▶ _Exercise instructions_
Copy all the data exactly, except the pictures.

╭──

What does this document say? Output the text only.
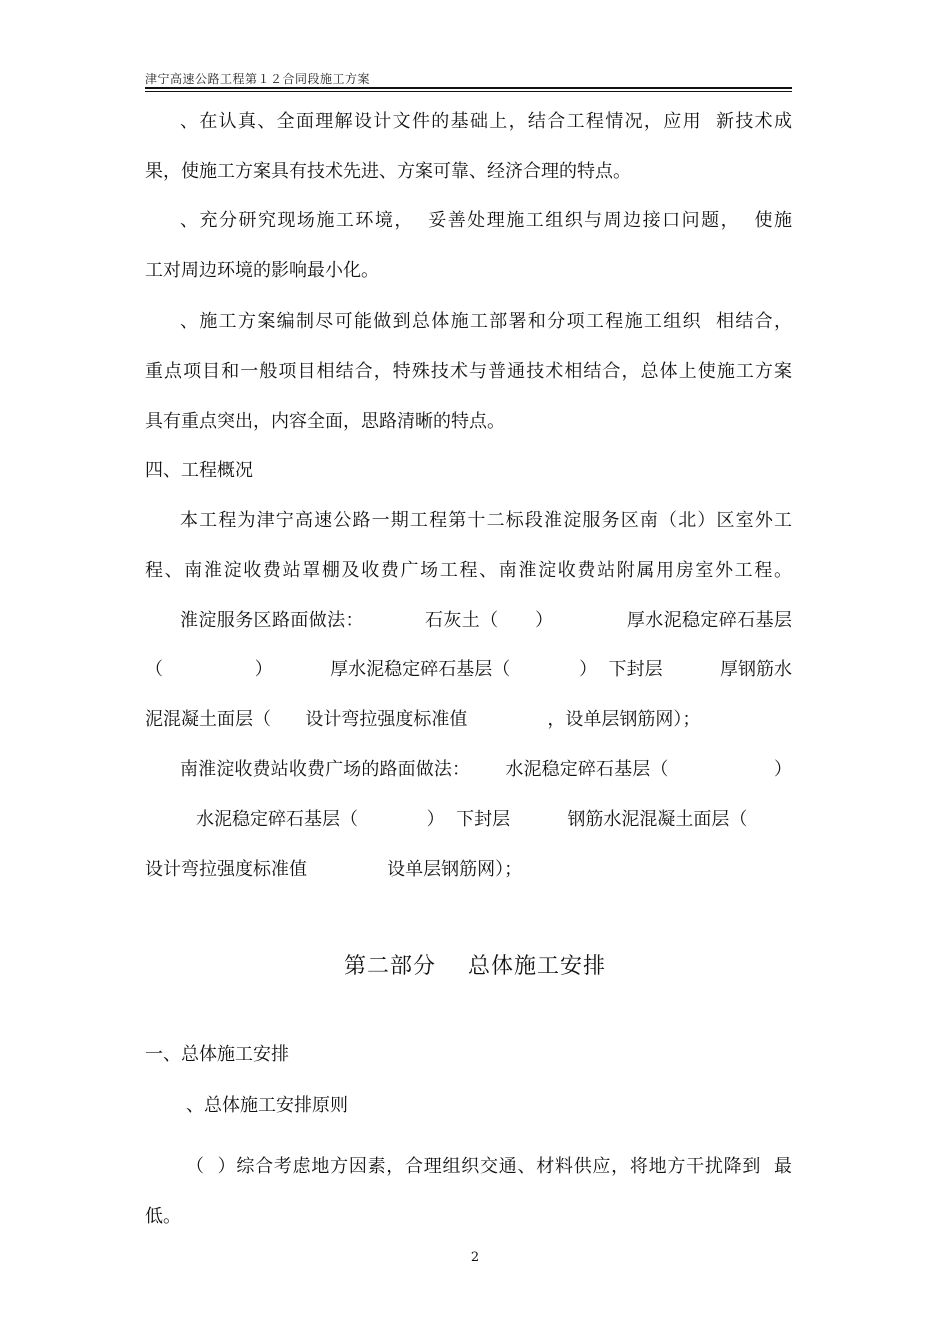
津宁高速公路工程第１２合同段施工方案
、在认真、全面理解设计文件的基础上，结合工程情况，应用  新技术成
果，使施工方案具有技术先进、方案可靠、经济合理的特点。
、充分研究现场施工环境，  妥善处理施工组织与周边接口问题，  使施
工对周边环境的影响最小化。
、施工方案编制尽可能做到总体施工部署和分项工程施工组织  相结合，
重点项目和一般项目相结合，特殊技术与普通技术相结合，总体上使施工方案
具有重点突出，内容全面，思路清晰的特点。
四、工程概况
本工程为津宁高速公路一期工程第十二标段淮淀服务区南（北）区室外工
程、南淮淀收费站罩棚及收费广场工程、南淮淀收费站附属用房室外工程。
淮淀服务区路面做法：          石灰土（      ）            厚水泥稳定碎石基层
（                ）          厚水泥稳定碎石基层（            ）  下封层          厚钢筋水
泥混凝土面层（      设计弯拉强度标准值              ，设单层钢筋网）；
南淮淀收费站收费广场的路面做法：      水泥稳定碎石基层（                  ）
水泥稳定碎石基层（            ）  下封层          钢筋水泥混凝土面层（
设计弯拉强度标准值              设单层钢筋网）；
第二部分    总体施工安排
一、总体施工安排
、总体施工安排原则
（  ）综合考虑地方因素，合理组织交通、材料供应，将地方干扰降到  最
低。
2
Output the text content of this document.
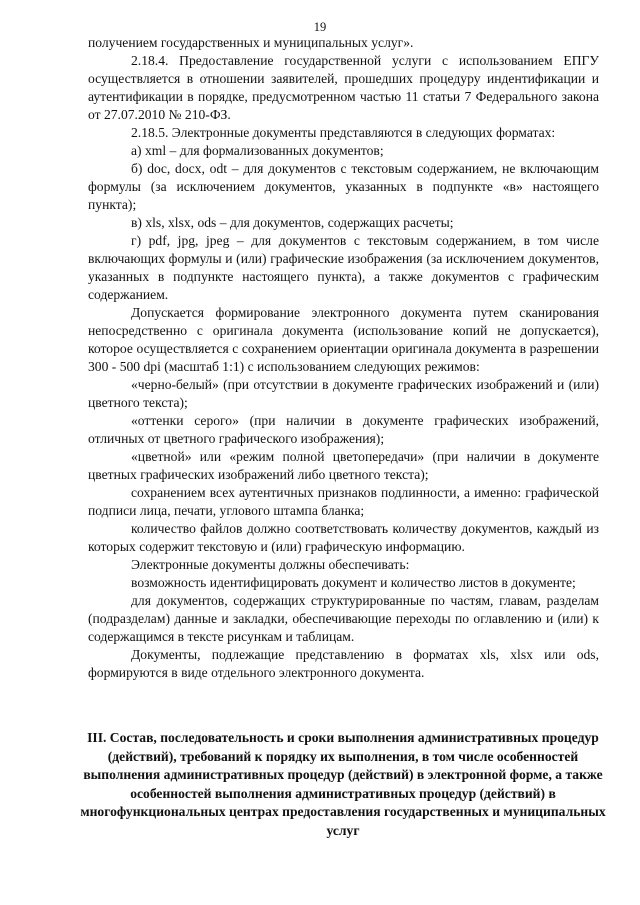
19

получением государственных и муниципальных услуг».

2.18.4. Предоставление государственной услуги с использованием ЕПГУ осуществляется в отношении заявителей, прошедших процедуру индентификации и аутентификации в порядке, предусмотренном частью 11 статьи 7 Федерального закона от 27.07.2010 № 210-ФЗ.

2.18.5. Электронные документы представляются в следующих форматах:

а) xml – для формализованных документов;

б) doc, docx, odt – для документов с текстовым содержанием, не включающим формулы (за исключением документов, указанных в подпункте «в» настоящего пункта);

в) xls, xlsx, ods – для документов, содержащих расчеты;

г) pdf, jpg, jpeg – для документов с текстовым содержанием, в том числе включающих формулы и (или) графические изображения (за исключением документов, указанных в подпункте настоящего пункта), а также документов с графическим содержанием.

Допускается формирование электронного документа путем сканирования непосредственно с оригинала документа (использование копий не допускается), которое осуществляется с сохранением ориентации оригинала документа в разрешении 300 - 500 dpi (масштаб 1:1) с использованием следующих режимов:

«черно-белый» (при отсутствии в документе графических изображений и (или) цветного текста);

«оттенки серого» (при наличии в документе графических изображений, отличных от цветного графического изображения);

«цветной» или «режим полной цветопередачи» (при наличии в документе цветных графических изображений либо цветного текста);

сохранением всех аутентичных признаков подлинности, а именно: графической подписи лица, печати, углового штампа бланка;

количество файлов должно соответствовать количеству документов, каждый из которых содержит текстовую и (или) графическую информацию.

Электронные документы должны обеспечивать:

возможность идентифицировать документ и количество листов в документе;

для документов, содержащих структурированные по частям, главам, разделам (подразделам) данные и закладки, обеспечивающие переходы по оглавлению и (или) к содержащимся в тексте рисункам и таблицам.

Документы, подлежащие представлению в форматах xls, xlsx или ods, формируются в виде отдельного электронного документа.

III. Состав, последовательность и сроки выполнения административных процедур (действий), требований к порядку их выполнения, в том числе особенностей выполнения административных процедур (действий) в электронной форме, а также особенностей выполнения административных процедур (действий) в многофункциональных центрах предоставления государственных и муниципальных услуг
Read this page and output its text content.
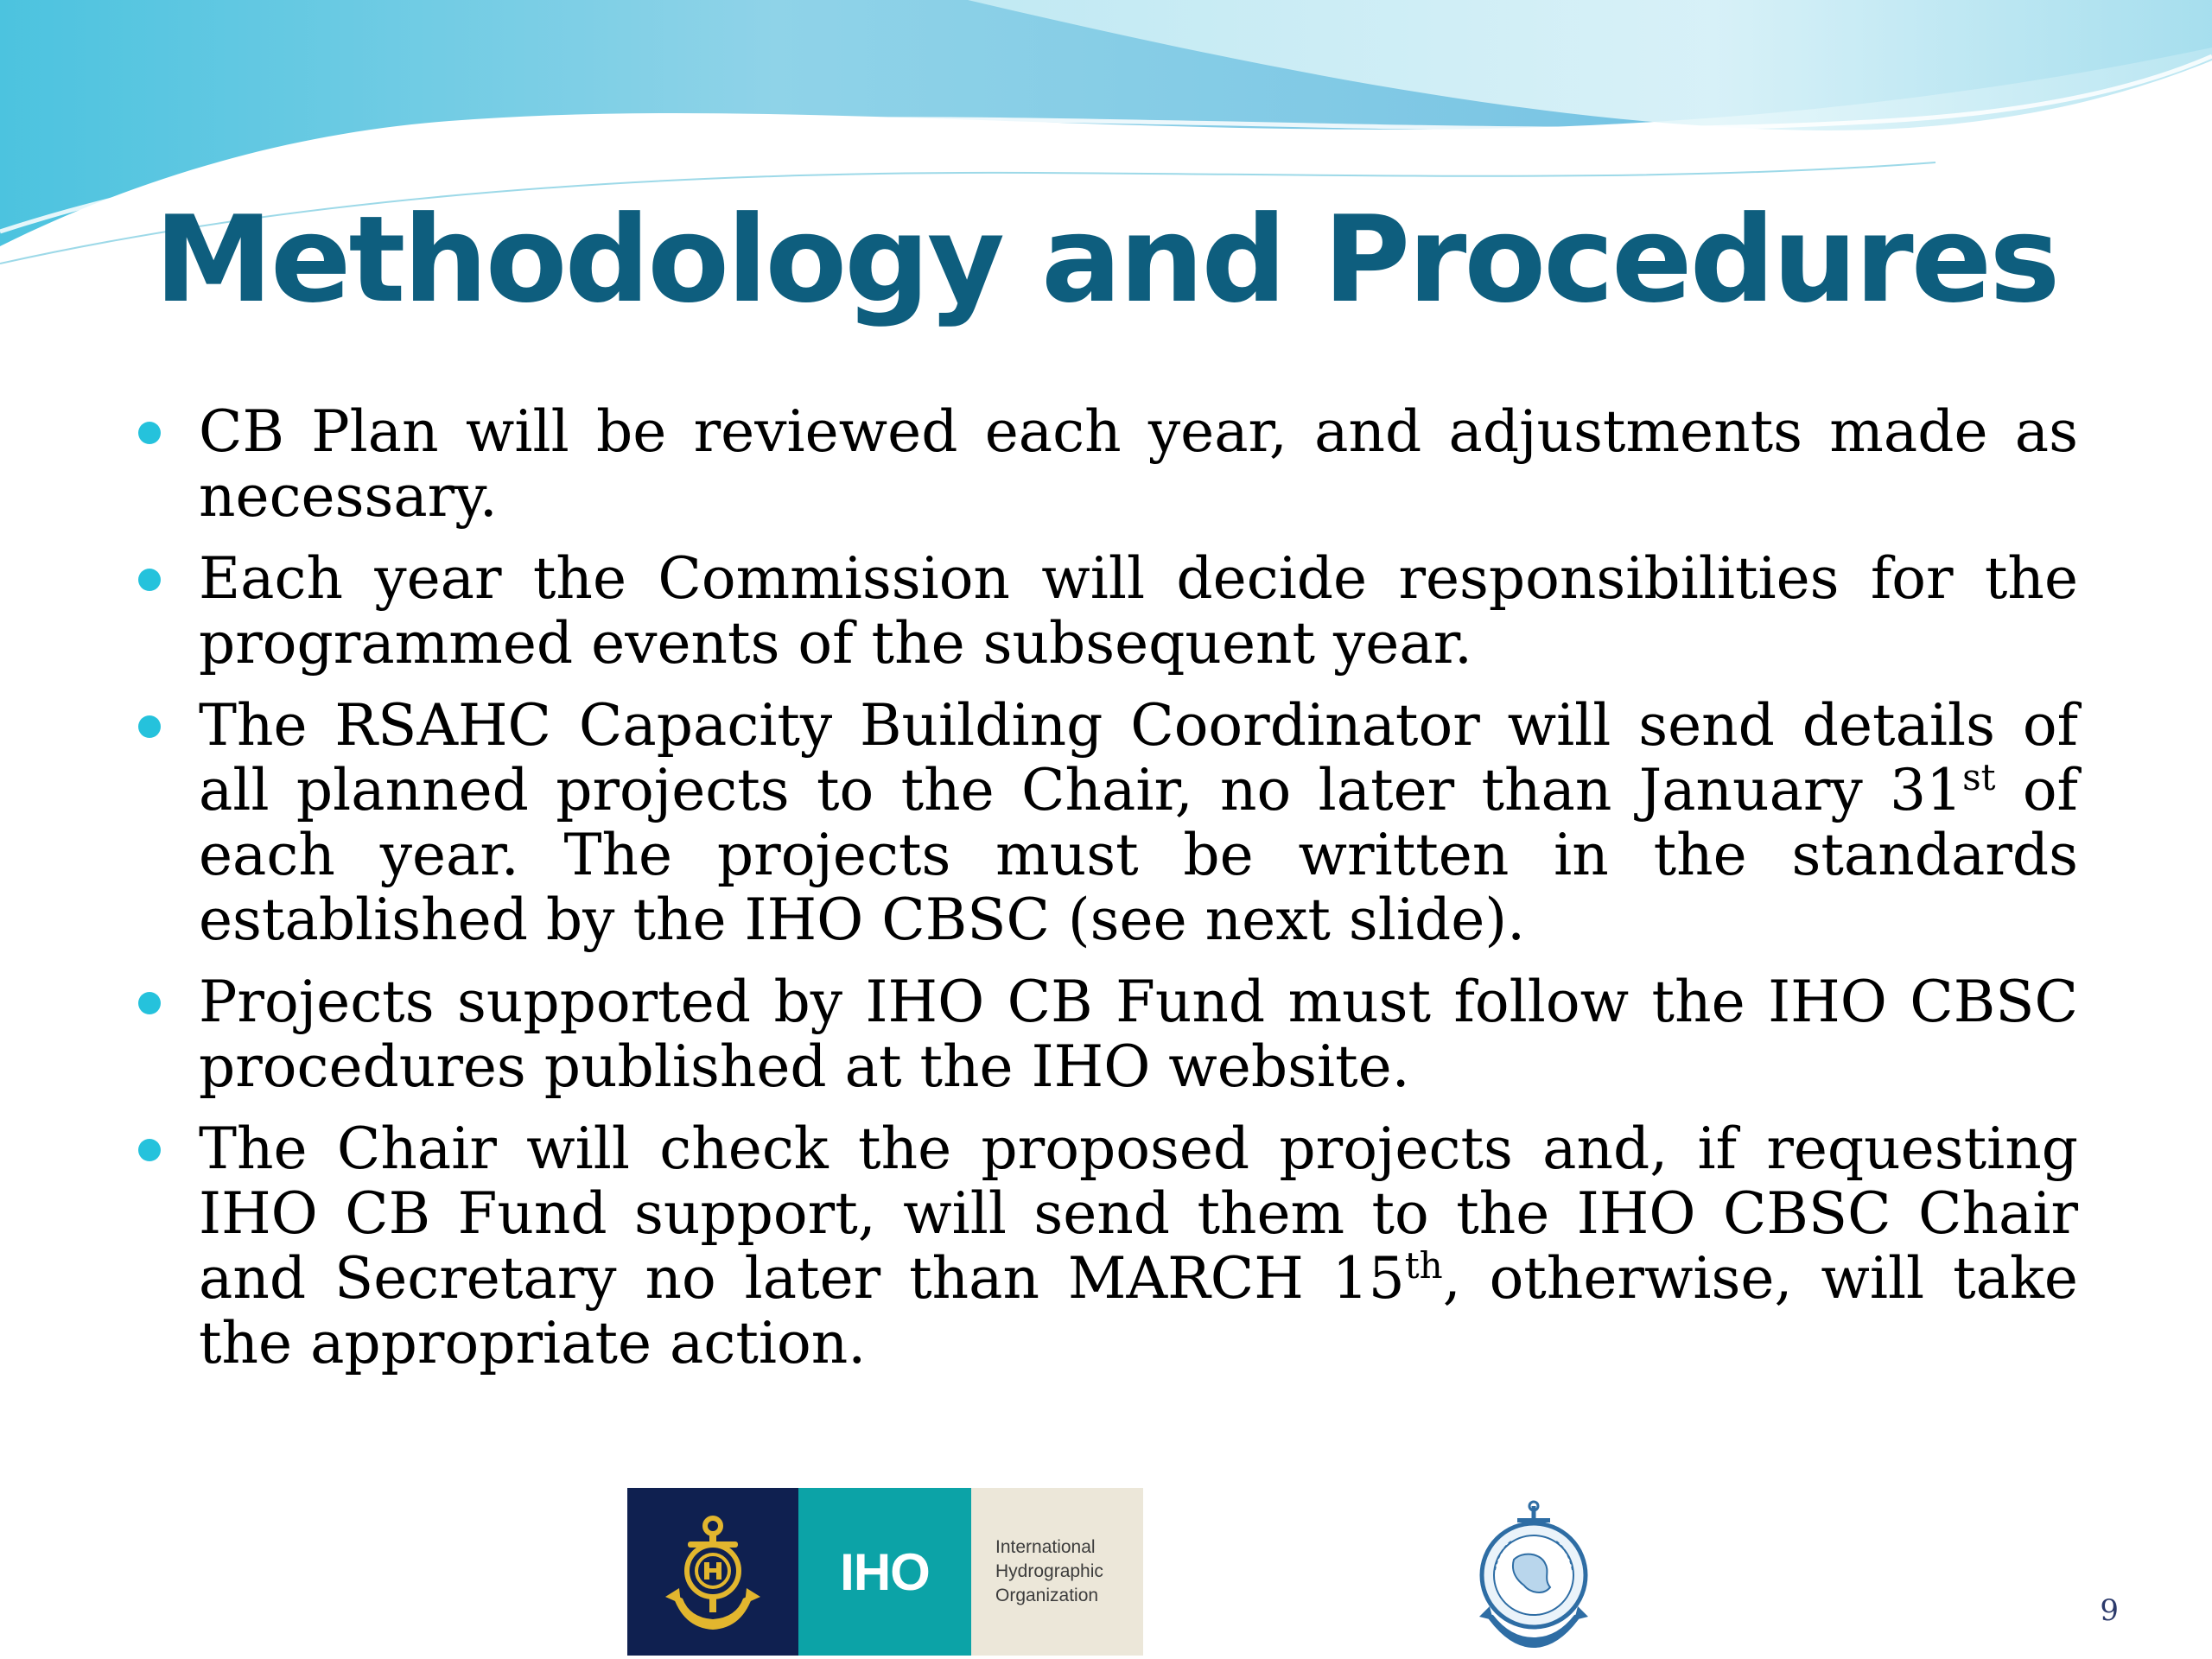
Methodology and Procedures
CB Plan will be reviewed each year, and adjustments made as necessary.
Each year the Commission will decide responsibilities for the programmed events of the subsequent year.
The RSAHC Capacity Building Coordinator will send details of all planned projects to the Chair, no later than January 31st of each year. The projects must be written in the standards established by the IHO CBSC (see next slide).
Projects supported by IHO CB Fund must follow the IHO CBSC procedures published at the IHO website.
The Chair will check the proposed projects and, if requesting IHO CB Fund support, will send them to the IHO CBSC Chair and Secretary no later than MARCH 15th, otherwise, will take the appropriate action.
IHO	International
Hydrographic
Organization	9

╰──

▶ _Output for this exercise_
What does this document say? Output the text only.
津宁高速公路工程第１２合同段施工方案
、在认真、全面理解设计文件的基础上，结合工程情况，应用  新技术成
果，使施工方案具有技术先进、方案可靠、经济合理的特点。
、充分研究现场施工环境，  妥善处理施工组织与周边接口问题，  使施
工对周边环境的影响最小化。
、施工方案编制尽可能做到总体施工部署和分项工程施工组织  相结合，
重点项目和一般项目相结合，特殊技术与普通技术相结合，总体上使施工方案
具有重点突出，内容全面，思路清晰的特点。
四、工程概况
本工程为津宁高速公路一期工程第十二标段淮淀服务区南（北）区室外工
程、南淮淀收费站罩棚及收费广场工程、南淮淀收费站附属用房室外工程。
淮淀服务区路面做法：          石灰土（      ）            厚水泥稳定碎石基层
（                ）          厚水泥稳定碎石基层（            ）  下封层          厚钢筋水
泥混凝土面层（      设计弯拉强度标准值              ，设单层钢筋网）；
南淮淀收费站收费广场的路面做法：      水泥稳定碎石基层（                  ）
水泥稳定碎石基层（            ）  下封层          钢筋水泥混凝土面层（
设计弯拉强度标准值              设单层钢筋网）；
第二部分    总体施工安排
一、总体施工安排
、总体施工安排原则
（  ）综合考虑地方因素，合理组织交通、材料供应，将地方干扰降到  最
低。
2
Output the text content of this document.
19

получением государственных и муниципальных услуг».

2.18.4. Предоставление государственной услуги с использованием ЕПГУ осуществляется в отношении заявителей, прошедших процедуру индентификации и аутентификации в порядке, предусмотренном частью 11 статьи 7 Федерального закона от 27.07.2010 № 210-ФЗ.

2.18.5. Электронные документы представляются в следующих форматах:

а) xml – для формализованных документов;

б) doc, docx, odt – для документов с текстовым содержанием, не включающим формулы (за исключением документов, указанных в подпункте «в» настоящего пункта);

в) xls, xlsx, ods – для документов, содержащих расчеты;

г) pdf, jpg, jpeg – для документов с текстовым содержанием, в том числе включающих формулы и (или) графические изображения (за исключением документов, указанных в подпункте настоящего пункта), а также документов с графическим содержанием.

Допускается формирование электронного документа путем сканирования непосредственно с оригинала документа (использование копий не допускается), которое осуществляется с сохранением ориентации оригинала документа в разрешении 300 - 500 dpi (масштаб 1:1) с использованием следующих режимов:

«черно-белый» (при отсутствии в документе графических изображений и (или) цветного текста);

«оттенки серого» (при наличии в документе графических изображений, отличных от цветного графического изображения);

«цветной» или «режим полной цветопередачи» (при наличии в документе цветных графических изображений либо цветного текста);

сохранением всех аутентичных признаков подлинности, а именно: графической подписи лица, печати, углового штампа бланка;

количество файлов должно соответствовать количеству документов, каждый из которых содержит текстовую и (или) графическую информацию.

Электронные документы должны обеспечивать:

возможность идентифицировать документ и количество листов в документе;

для документов, содержащих структурированные по частям, главам, разделам (подразделам) данные и закладки, обеспечивающие переходы по оглавлению и (или) к содержащимся в тексте рисункам и таблицам.

Документы, подлежащие представлению в форматах xls, xlsx или ods, формируются в виде отдельного электронного документа.

III. Состав, последовательность и сроки выполнения административных процедур (действий), требований к порядку их выполнения, в том числе особенностей выполнения административных процедур (действий) в электронной форме, а также особенностей выполнения административных процедур (действий) в многофункциональных центрах предоставления государственных и муниципальных услуг
Read this page and output its text content.
Methodology and Procedures
CB Plan will be reviewed each year, and adjustments made as necessary.
Each year the Commission will decide responsibilities for the programmed events of the subsequent year.
The RSAHC Capacity Building Coordinator will send details of all planned projects to the Chair, no later than January 31st of each year. The projects must be written in the standards established by the IHO CBSC (see next slide).
Projects supported by IHO CB Fund must follow the IHO CBSC procedures published at the IHO website.
The Chair will check the proposed projects and, if requesting IHO CB Fund support, will send them to the IHO CBSC Chair and Secretary no later than MARCH 15th, otherwise, will take the appropriate action.
IHO	International
Hydrographic
Organization	9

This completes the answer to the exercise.